» Stated exercise
Scan the listing below and copy every line holding "ratio".

-- START Dataset content --

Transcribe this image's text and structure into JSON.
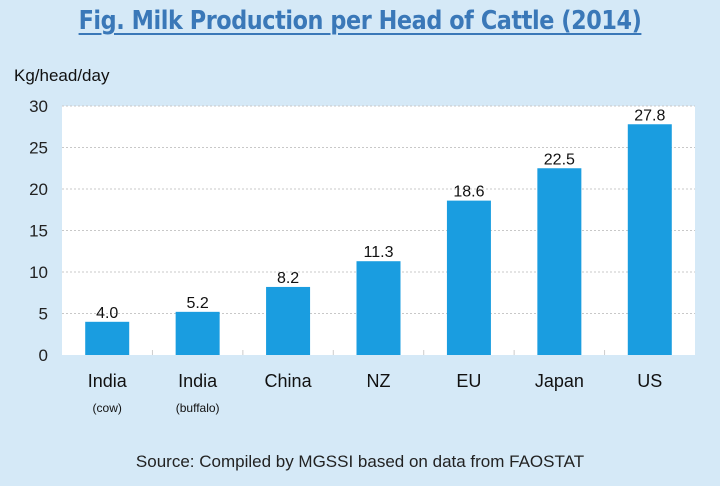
{
  "chart_data": {
    "type": "bar",
    "title": "Fig.  Milk Production per Head of Cattle (2014)",
    "ylabel": "Kg/head/day",
    "xlabel": "",
    "categories": [
      {
        "label": "India",
        "sublabel": "(cow)"
      },
      {
        "label": "India",
        "sublabel": "(buffalo)"
      },
      {
        "label": "China",
        "sublabel": ""
      },
      {
        "label": "NZ",
        "sublabel": ""
      },
      {
        "label": "EU",
        "sublabel": ""
      },
      {
        "label": "Japan",
        "sublabel": ""
      },
      {
        "label": "US",
        "sublabel": ""
      }
    ],
    "values": [
      4.0,
      5.2,
      8.2,
      11.3,
      18.6,
      22.5,
      27.8
    ],
    "data_labels": [
      "4.0",
      "5.2",
      "8.2",
      "11.3",
      "18.6",
      "22.5",
      "27.8"
    ],
    "ylim": [
      0,
      30
    ],
    "yticks": [
      0,
      5,
      10,
      15,
      20,
      25,
      30
    ],
    "grid": true,
    "legend": "none",
    "bar_color": "#1a9de0",
    "source": "Source: Compiled by MGSSI based on data from FAOSTAT"
  }
}
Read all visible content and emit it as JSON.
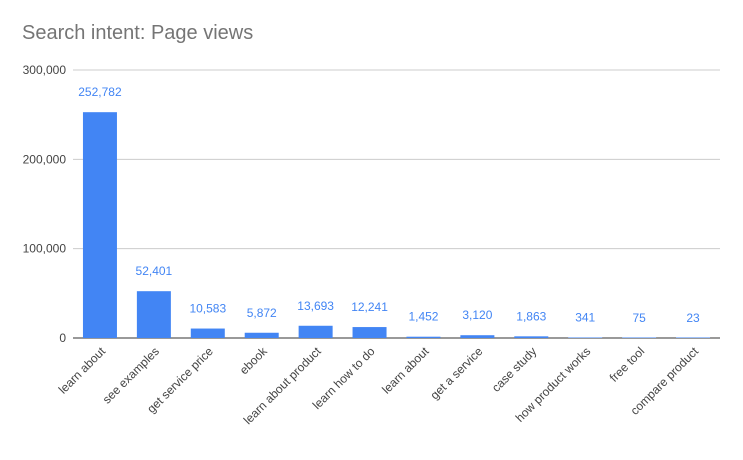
{
  "chart_data": {
    "type": "bar",
    "title": "Search intent: Page views",
    "xlabel": "",
    "ylabel": "",
    "ylim": [
      0,
      300000
    ],
    "yticks": [
      0,
      100000,
      200000,
      300000
    ],
    "ytick_labels": [
      "0",
      "100,000",
      "200,000",
      "300,000"
    ],
    "grid": true,
    "categories": [
      "learn about",
      "see examples",
      "get service price",
      "ebook",
      "learn about product",
      "learn how to do",
      "learn  about",
      "get a service",
      "case study",
      "how product works",
      "free tool",
      "compare product"
    ],
    "values": [
      252782,
      52401,
      10583,
      5872,
      13693,
      12241,
      1452,
      3120,
      1863,
      341,
      75,
      23
    ],
    "value_labels": [
      "252,782",
      "52,401",
      "10,583",
      "5,872",
      "13,693",
      "12,241",
      "1,452",
      "3,120",
      "1,863",
      "341",
      "75",
      "23"
    ],
    "colors": {
      "bar": "#4285f4",
      "grid": "#cccccc",
      "axis": "#333333"
    }
  }
}
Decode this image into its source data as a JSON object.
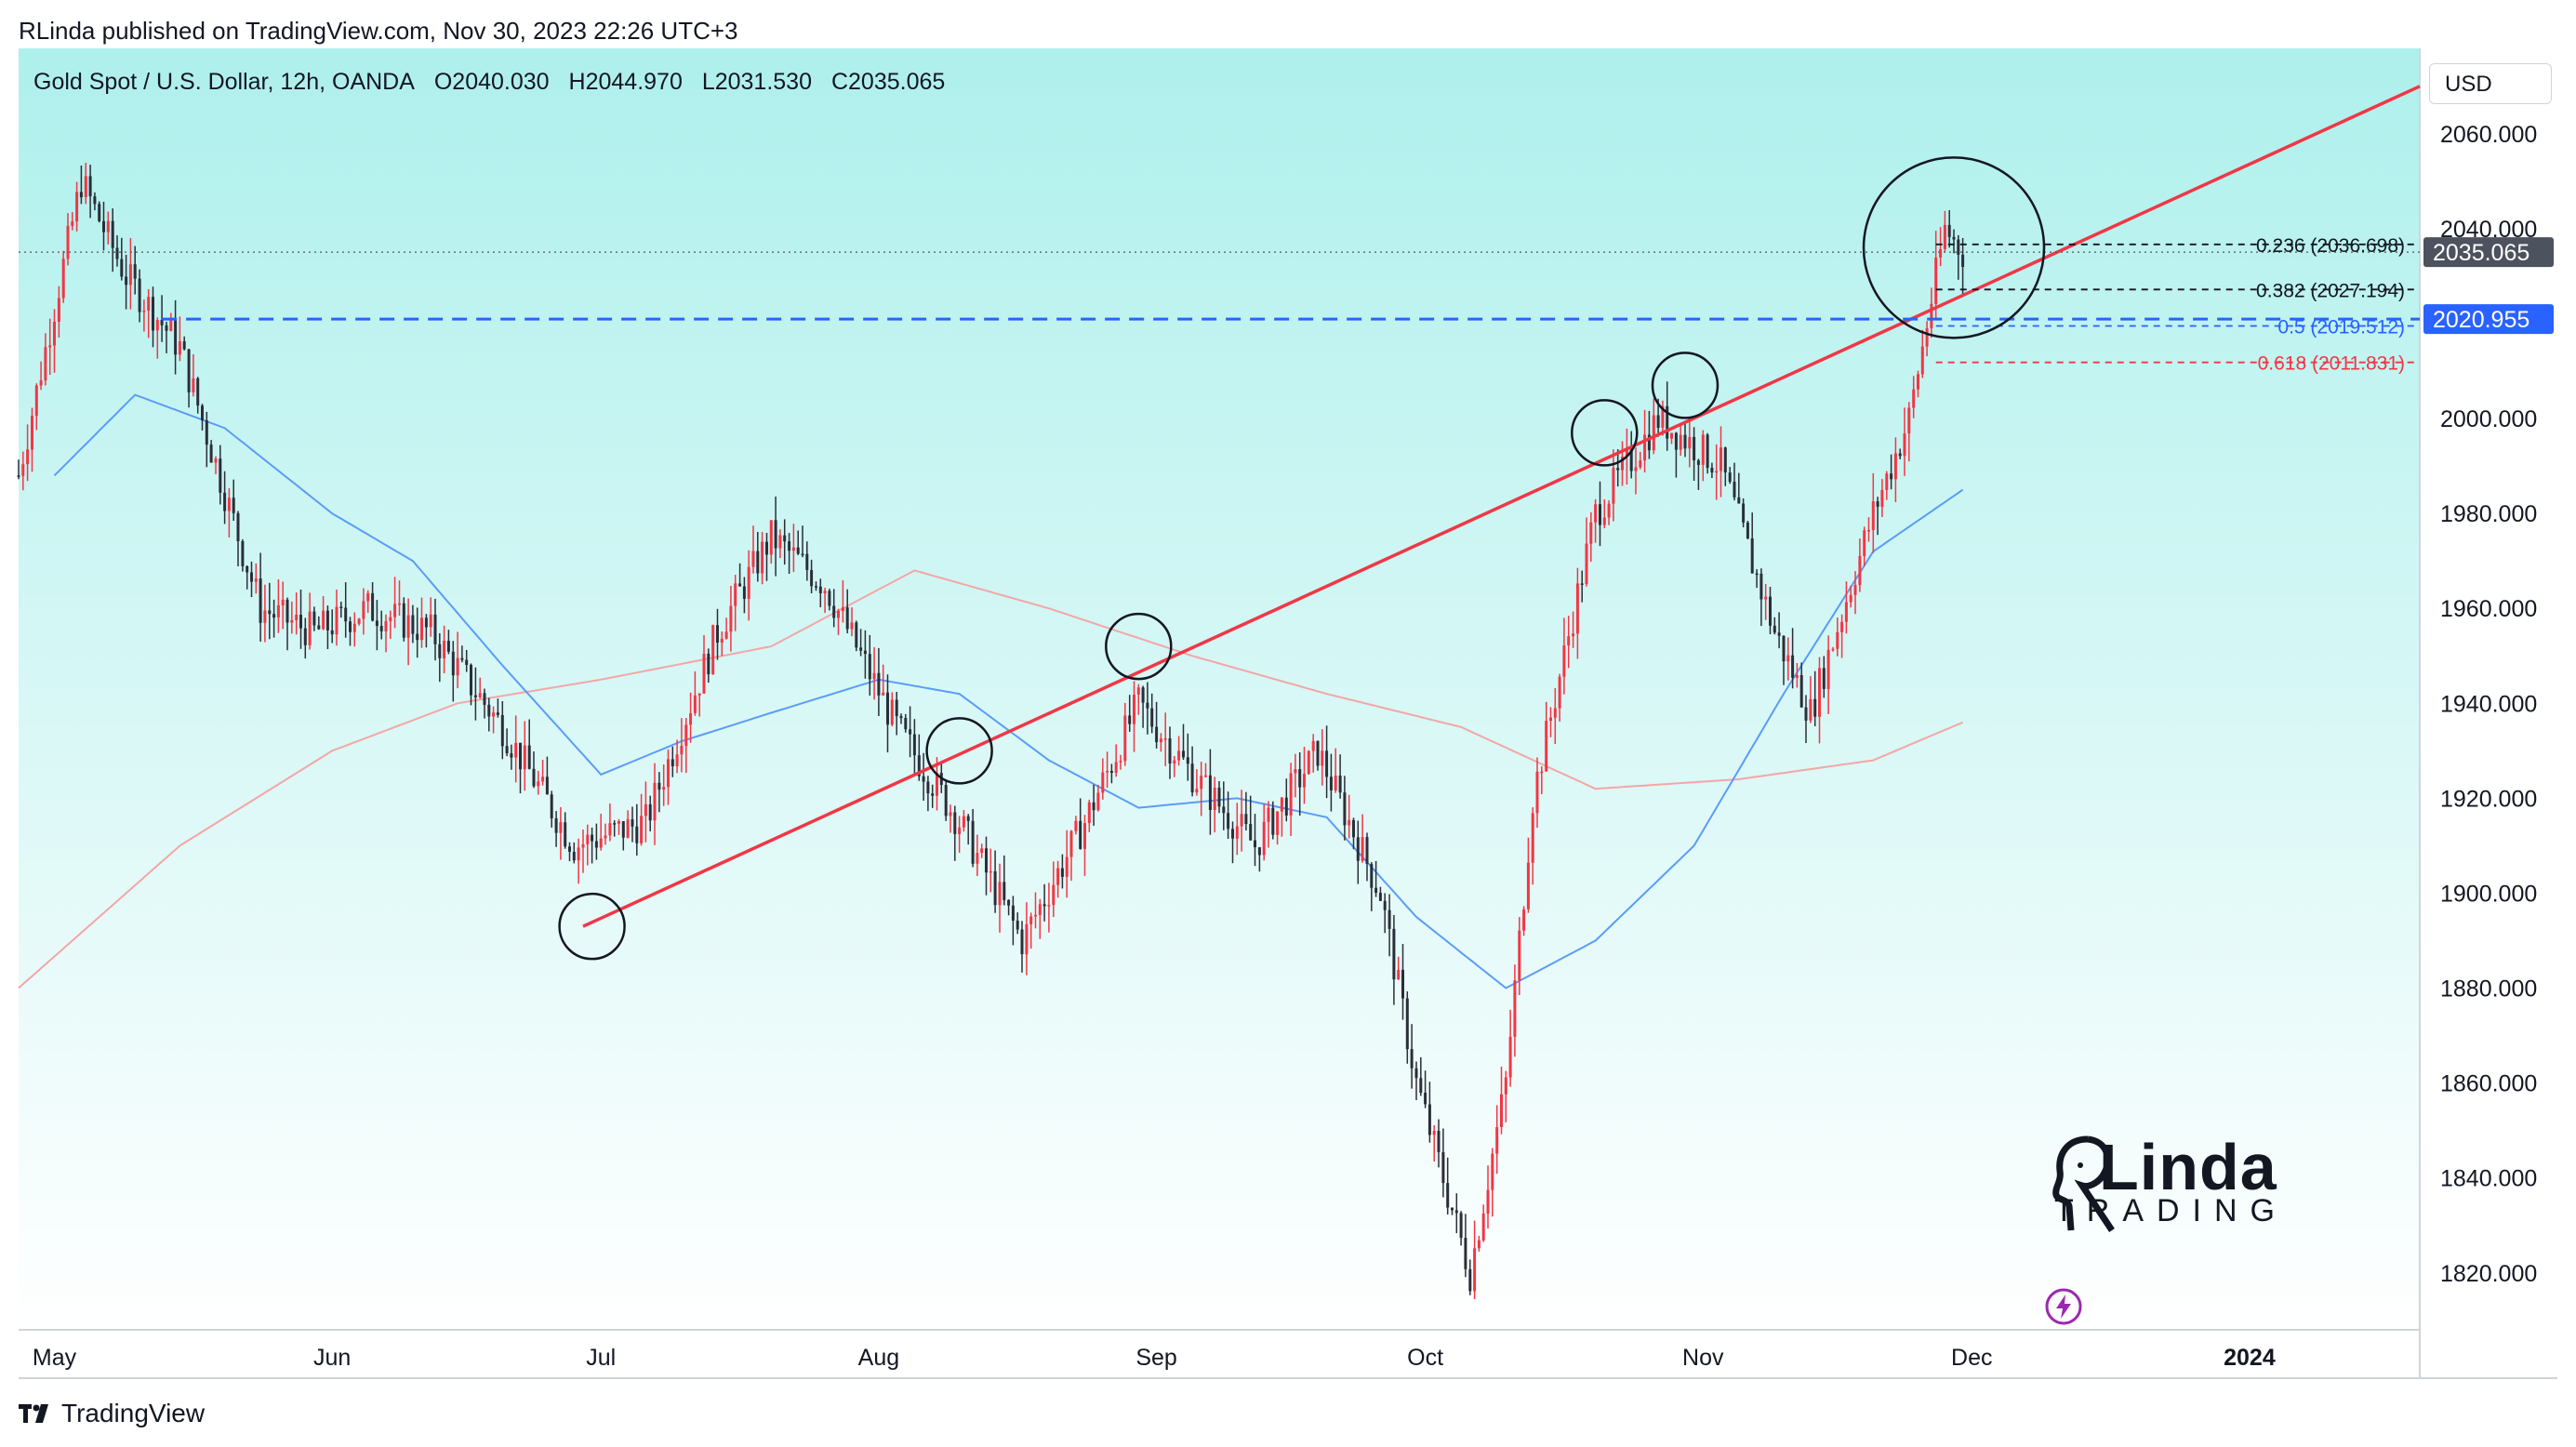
{
  "header": {
    "published": "RLinda published on TradingView.com, Nov 30, 2023 22:26 UTC+3"
  },
  "legend": {
    "symbol": "Gold Spot / U.S. Dollar, 12h, OANDA",
    "open": "O2040.030",
    "high": "H2044.970",
    "low": "L2031.530",
    "close": "C2035.065"
  },
  "currency": "USD",
  "footer": {
    "brand": "TradingView"
  },
  "watermark": {
    "line1": "Linda",
    "line2": "TRADING"
  },
  "icons": {
    "flash": "flash-icon",
    "tv_logo": "tradingview-logo-icon",
    "watermark_glyph": "rlinda-face-icon"
  },
  "colors": {
    "bg_top": "#aef0ec",
    "bg_bottom": "#ffffff",
    "up": "#f23645",
    "down": "#2a2e39",
    "trendline": "#f23645",
    "ma_short": "#5b9cf6",
    "ma_long": "#f4a6a6",
    "level_blue": "#2962ff",
    "price_tag_last": "#4c525e"
  },
  "chart_data": {
    "type": "candlestick",
    "title": "Gold Spot / U.S. Dollar, 12h, OANDA",
    "y_axis": {
      "range": [
        1808,
        2078
      ],
      "ticks": [
        "2060.000",
        "2040.000",
        "2000.000",
        "1980.000",
        "1960.000",
        "1940.000",
        "1920.000",
        "1900.000",
        "1880.000",
        "1860.000",
        "1840.000",
        "1820.000"
      ]
    },
    "x_axis": {
      "range": [
        "2023-04-27",
        "2024-01-20"
      ],
      "ticks": [
        {
          "label": "May",
          "date": "2023-05-01"
        },
        {
          "label": "Jun",
          "date": "2023-06-01"
        },
        {
          "label": "Jul",
          "date": "2023-07-01"
        },
        {
          "label": "Aug",
          "date": "2023-08-01"
        },
        {
          "label": "Sep",
          "date": "2023-09-01"
        },
        {
          "label": "Oct",
          "date": "2023-10-01"
        },
        {
          "label": "Nov",
          "date": "2023-11-01"
        },
        {
          "label": "Dec",
          "date": "2023-12-01"
        },
        {
          "label": "2024",
          "date": "2024-01-01"
        }
      ]
    },
    "close_path": [
      [
        "2023-04-27",
        1988
      ],
      [
        "2023-05-04",
        2050
      ],
      [
        "2023-05-09",
        2030
      ],
      [
        "2023-05-15",
        2015
      ],
      [
        "2023-05-24",
        1960
      ],
      [
        "2023-05-30",
        1955
      ],
      [
        "2023-06-05",
        1960
      ],
      [
        "2023-06-12",
        1955
      ],
      [
        "2023-06-20",
        1935
      ],
      [
        "2023-06-28",
        1910
      ],
      [
        "2023-07-06",
        1915
      ],
      [
        "2023-07-14",
        1955
      ],
      [
        "2023-07-20",
        1975
      ],
      [
        "2023-07-26",
        1965
      ],
      [
        "2023-08-03",
        1935
      ],
      [
        "2023-08-10",
        1915
      ],
      [
        "2023-08-17",
        1890
      ],
      [
        "2023-08-24",
        1915
      ],
      [
        "2023-08-30",
        1940
      ],
      [
        "2023-09-05",
        1925
      ],
      [
        "2023-09-12",
        1910
      ],
      [
        "2023-09-19",
        1930
      ],
      [
        "2023-09-26",
        1900
      ],
      [
        "2023-09-30",
        1860
      ],
      [
        "2023-10-06",
        1820
      ],
      [
        "2023-10-10",
        1860
      ],
      [
        "2023-10-13",
        1920
      ],
      [
        "2023-10-20",
        1980
      ],
      [
        "2023-10-27",
        2000
      ],
      [
        "2023-11-03",
        1990
      ],
      [
        "2023-11-09",
        1955
      ],
      [
        "2023-11-13",
        1938
      ],
      [
        "2023-11-20",
        1980
      ],
      [
        "2023-11-24",
        2000
      ],
      [
        "2023-11-28",
        2040
      ],
      [
        "2023-11-30",
        2035
      ]
    ],
    "ma_short_path": [
      [
        "2023-05-01",
        1988
      ],
      [
        "2023-05-10",
        2005
      ],
      [
        "2023-05-20",
        1998
      ],
      [
        "2023-06-01",
        1980
      ],
      [
        "2023-06-10",
        1970
      ],
      [
        "2023-06-20",
        1948
      ],
      [
        "2023-07-01",
        1925
      ],
      [
        "2023-07-10",
        1932
      ],
      [
        "2023-07-20",
        1938
      ],
      [
        "2023-08-01",
        1945
      ],
      [
        "2023-08-10",
        1942
      ],
      [
        "2023-08-20",
        1928
      ],
      [
        "2023-08-30",
        1918
      ],
      [
        "2023-09-10",
        1920
      ],
      [
        "2023-09-20",
        1916
      ],
      [
        "2023-09-30",
        1895
      ],
      [
        "2023-10-10",
        1880
      ],
      [
        "2023-10-20",
        1890
      ],
      [
        "2023-10-31",
        1910
      ],
      [
        "2023-11-10",
        1942
      ],
      [
        "2023-11-20",
        1972
      ],
      [
        "2023-11-30",
        1985
      ]
    ],
    "ma_long_path": [
      [
        "2023-04-27",
        1880
      ],
      [
        "2023-05-15",
        1910
      ],
      [
        "2023-06-01",
        1930
      ],
      [
        "2023-06-15",
        1940
      ],
      [
        "2023-07-01",
        1945
      ],
      [
        "2023-07-20",
        1952
      ],
      [
        "2023-08-05",
        1968
      ],
      [
        "2023-08-20",
        1960
      ],
      [
        "2023-09-05",
        1950
      ],
      [
        "2023-09-20",
        1942
      ],
      [
        "2023-10-05",
        1935
      ],
      [
        "2023-10-20",
        1922
      ],
      [
        "2023-11-05",
        1924
      ],
      [
        "2023-11-20",
        1928
      ],
      [
        "2023-11-30",
        1936
      ]
    ],
    "trendline": {
      "from": [
        "2023-06-29",
        1893
      ],
      "to": [
        "2024-01-20",
        2070
      ]
    },
    "horizontal_level": {
      "price": 2020.955,
      "label": "2020.955",
      "from": "2023-05-13"
    },
    "last_price": {
      "price": 2035.065,
      "label": "2035.065"
    },
    "fibonacci": [
      {
        "ratio": "0.236",
        "price": 2036.698,
        "label": "0.236 (2036.698)",
        "color": "#131722"
      },
      {
        "ratio": "0.382",
        "price": 2027.194,
        "label": "0.382 (2027.194)",
        "color": "#131722"
      },
      {
        "ratio": "0.5",
        "price": 2019.512,
        "label": "0.5 (2019.512)",
        "color": "#2962ff"
      },
      {
        "ratio": "0.618",
        "price": 2011.831,
        "label": "0.618 (2011.831)",
        "color": "#f23645"
      }
    ],
    "circles": [
      {
        "date": "2023-06-30",
        "price": 1893,
        "size": "small"
      },
      {
        "date": "2023-08-10",
        "price": 1930,
        "size": "small"
      },
      {
        "date": "2023-08-30",
        "price": 1952,
        "size": "small"
      },
      {
        "date": "2023-10-21",
        "price": 1997,
        "size": "small"
      },
      {
        "date": "2023-10-30",
        "price": 2007,
        "size": "small"
      },
      {
        "date": "2023-11-29",
        "price": 2036,
        "size": "large"
      }
    ]
  }
}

-- END Dataset content --

» Result for this exercise
        "ratio": "0.236",
        "ratio": "0.382",
        "ratio": "0.5",
        "ratio": "0.618",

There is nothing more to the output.